| EXERCISE OBJECTIVE |
Go through the records and extract every line with the word "aortan".

| EXTRACTED RECORDS |
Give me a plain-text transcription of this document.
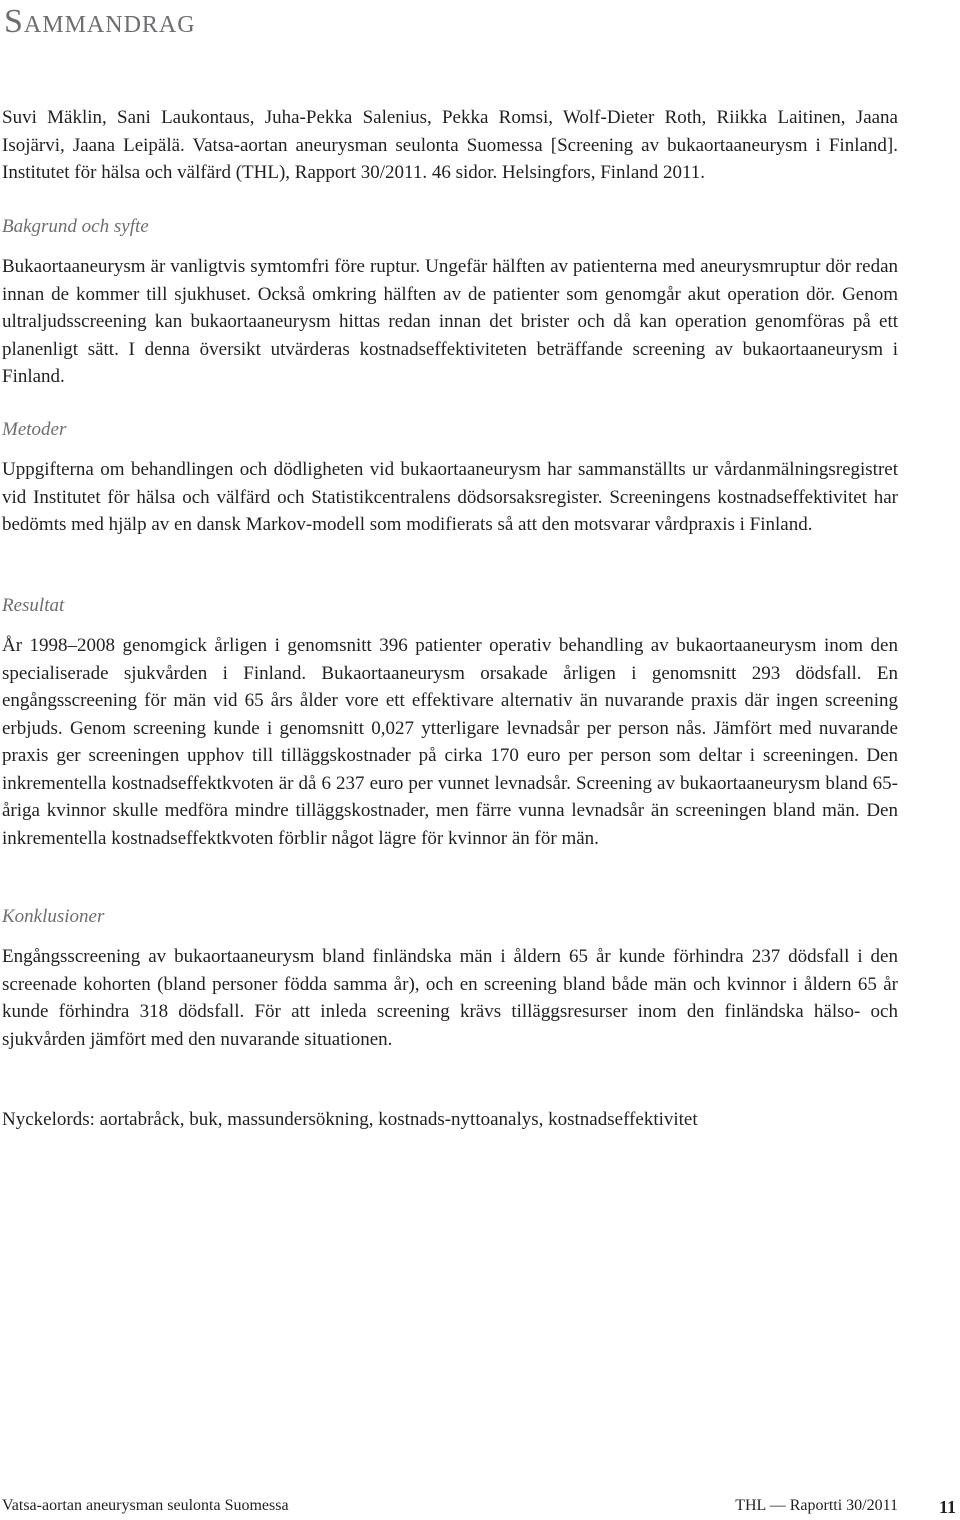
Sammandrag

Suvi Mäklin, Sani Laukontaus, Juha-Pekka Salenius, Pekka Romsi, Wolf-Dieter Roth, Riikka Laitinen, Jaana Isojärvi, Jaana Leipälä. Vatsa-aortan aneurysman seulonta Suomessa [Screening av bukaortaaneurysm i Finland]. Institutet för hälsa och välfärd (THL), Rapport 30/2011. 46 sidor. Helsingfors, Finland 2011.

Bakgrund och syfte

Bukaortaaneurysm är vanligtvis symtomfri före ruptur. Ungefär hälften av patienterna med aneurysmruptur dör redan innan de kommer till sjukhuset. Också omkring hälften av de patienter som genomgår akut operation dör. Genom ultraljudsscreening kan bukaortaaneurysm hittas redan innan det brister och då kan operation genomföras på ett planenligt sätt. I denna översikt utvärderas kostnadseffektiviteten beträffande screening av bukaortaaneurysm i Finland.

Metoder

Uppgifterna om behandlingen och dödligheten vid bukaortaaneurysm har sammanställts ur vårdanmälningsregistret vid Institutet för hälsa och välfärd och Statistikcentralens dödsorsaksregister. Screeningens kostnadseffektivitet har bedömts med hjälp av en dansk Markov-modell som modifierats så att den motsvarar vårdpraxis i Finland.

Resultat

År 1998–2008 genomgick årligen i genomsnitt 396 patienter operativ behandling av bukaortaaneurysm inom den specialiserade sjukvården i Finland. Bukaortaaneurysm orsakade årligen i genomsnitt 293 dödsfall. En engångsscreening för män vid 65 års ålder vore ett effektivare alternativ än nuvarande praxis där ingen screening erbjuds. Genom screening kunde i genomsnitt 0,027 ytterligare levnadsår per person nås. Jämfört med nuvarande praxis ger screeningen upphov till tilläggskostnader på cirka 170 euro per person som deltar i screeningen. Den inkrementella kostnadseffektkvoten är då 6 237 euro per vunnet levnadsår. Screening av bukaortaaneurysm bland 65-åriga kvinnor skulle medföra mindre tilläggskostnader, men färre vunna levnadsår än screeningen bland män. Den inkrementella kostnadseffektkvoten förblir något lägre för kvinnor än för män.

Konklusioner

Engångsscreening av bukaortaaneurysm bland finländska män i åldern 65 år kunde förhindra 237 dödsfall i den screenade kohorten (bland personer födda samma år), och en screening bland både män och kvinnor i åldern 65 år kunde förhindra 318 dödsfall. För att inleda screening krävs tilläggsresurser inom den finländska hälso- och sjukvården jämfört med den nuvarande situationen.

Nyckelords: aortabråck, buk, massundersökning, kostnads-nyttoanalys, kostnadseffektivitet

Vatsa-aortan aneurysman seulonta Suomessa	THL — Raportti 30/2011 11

| TASK RESULT |
Suvi Mäklin, Sani Laukontaus, Juha-Pekka Salenius, Pekka Romsi, Wolf-Dieter Roth, Riikka Laitinen, Jaana Isojärvi, Jaana Leipälä. Vatsa-aortan aneurysman seulonta Suomessa [Screening av bukaortaaneurysm i Finland]. Institutet för hälsa och välfärd (THL), Rapport 30/2011. 46 sidor. Helsingfors, Finland 2011.
Vatsa-aortan aneurysman seulonta Suomessa	THL — Raportti 30/2011 11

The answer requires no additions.